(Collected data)
________________________________________
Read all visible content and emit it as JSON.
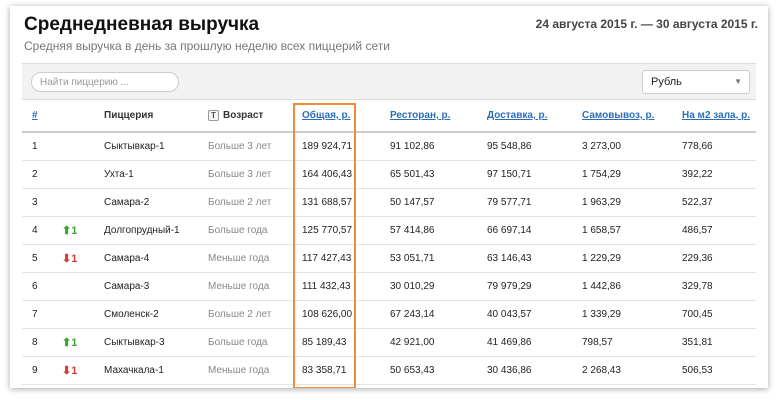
{
  "header": {
    "title": "Среднедневная выручка",
    "subtitle": "Средняя выручка в день за прошлую неделю всех пиццерий сети",
    "date_range": "24 августа 2015 г. — 30 августа 2015 г."
  },
  "toolbar": {
    "search_placeholder": "Найти пиццерию ...",
    "currency_selected": "Рубль"
  },
  "table": {
    "columns": {
      "num": "#",
      "pizzeria": "Пиццерия",
      "age_icon": "T",
      "age": "Возраст",
      "total": "Общая, р.",
      "restaurant": "Ресторан, р.",
      "delivery": "Доставка, р.",
      "pickup": "Самовывоз, р.",
      "per_m2": "На м2 зала, р."
    },
    "rows": [
      {
        "num": "1",
        "move": "",
        "name": "Сыктывкар-1",
        "age": "Больше 3 лет",
        "total": "189 924,71",
        "restaurant": "91 102,86",
        "delivery": "95 548,86",
        "pickup": "3 273,00",
        "per_m2": "778,66"
      },
      {
        "num": "2",
        "move": "",
        "name": "Ухта-1",
        "age": "Больше 3 лет",
        "total": "164 406,43",
        "restaurant": "65 501,43",
        "delivery": "97 150,71",
        "pickup": "1 754,29",
        "per_m2": "392,22"
      },
      {
        "num": "3",
        "move": "",
        "name": "Самара-2",
        "age": "Больше 2 лет",
        "total": "131 688,57",
        "restaurant": "50 147,57",
        "delivery": "79 577,71",
        "pickup": "1 963,29",
        "per_m2": "522,37"
      },
      {
        "num": "4",
        "move": "up",
        "move_label": "1",
        "name": "Долгопрудный-1",
        "age": "Больше года",
        "total": "125 770,57",
        "restaurant": "57 414,86",
        "delivery": "66 697,14",
        "pickup": "1 658,57",
        "per_m2": "486,57"
      },
      {
        "num": "5",
        "move": "down",
        "move_label": "1",
        "name": "Самара-4",
        "age": "Меньше года",
        "total": "117 427,43",
        "restaurant": "53 051,71",
        "delivery": "63 146,43",
        "pickup": "1 229,29",
        "per_m2": "229,36"
      },
      {
        "num": "6",
        "move": "",
        "name": "Самара-3",
        "age": "Меньше года",
        "total": "111 432,43",
        "restaurant": "30 010,29",
        "delivery": "79 979,29",
        "pickup": "1 442,86",
        "per_m2": "329,78"
      },
      {
        "num": "7",
        "move": "",
        "name": "Смоленск-2",
        "age": "Больше 2 лет",
        "total": "108 626,00",
        "restaurant": "67 243,14",
        "delivery": "40 043,57",
        "pickup": "1 339,29",
        "per_m2": "700,45"
      },
      {
        "num": "8",
        "move": "up",
        "move_label": "1",
        "name": "Сыктывкар-3",
        "age": "Больше года",
        "total": "85 189,43",
        "restaurant": "42 921,00",
        "delivery": "41 469,86",
        "pickup": "798,57",
        "per_m2": "351,81"
      },
      {
        "num": "9",
        "move": "down",
        "move_label": "1",
        "name": "Махачкала-1",
        "age": "Меньше года",
        "total": "83 358,71",
        "restaurant": "50 653,43",
        "delivery": "30 436,86",
        "pickup": "2 268,43",
        "per_m2": "506,53"
      }
    ]
  },
  "colors": {
    "accent_link": "#2a6ebb",
    "highlight_border": "#f08a3c",
    "move_up": "#3aa03a",
    "move_down": "#d23b3b"
  }
}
________________________________________
• [Short exercise] What is the number of lines that hold the string "Самара"? Reply with that number alone.

• [Output of the task] 3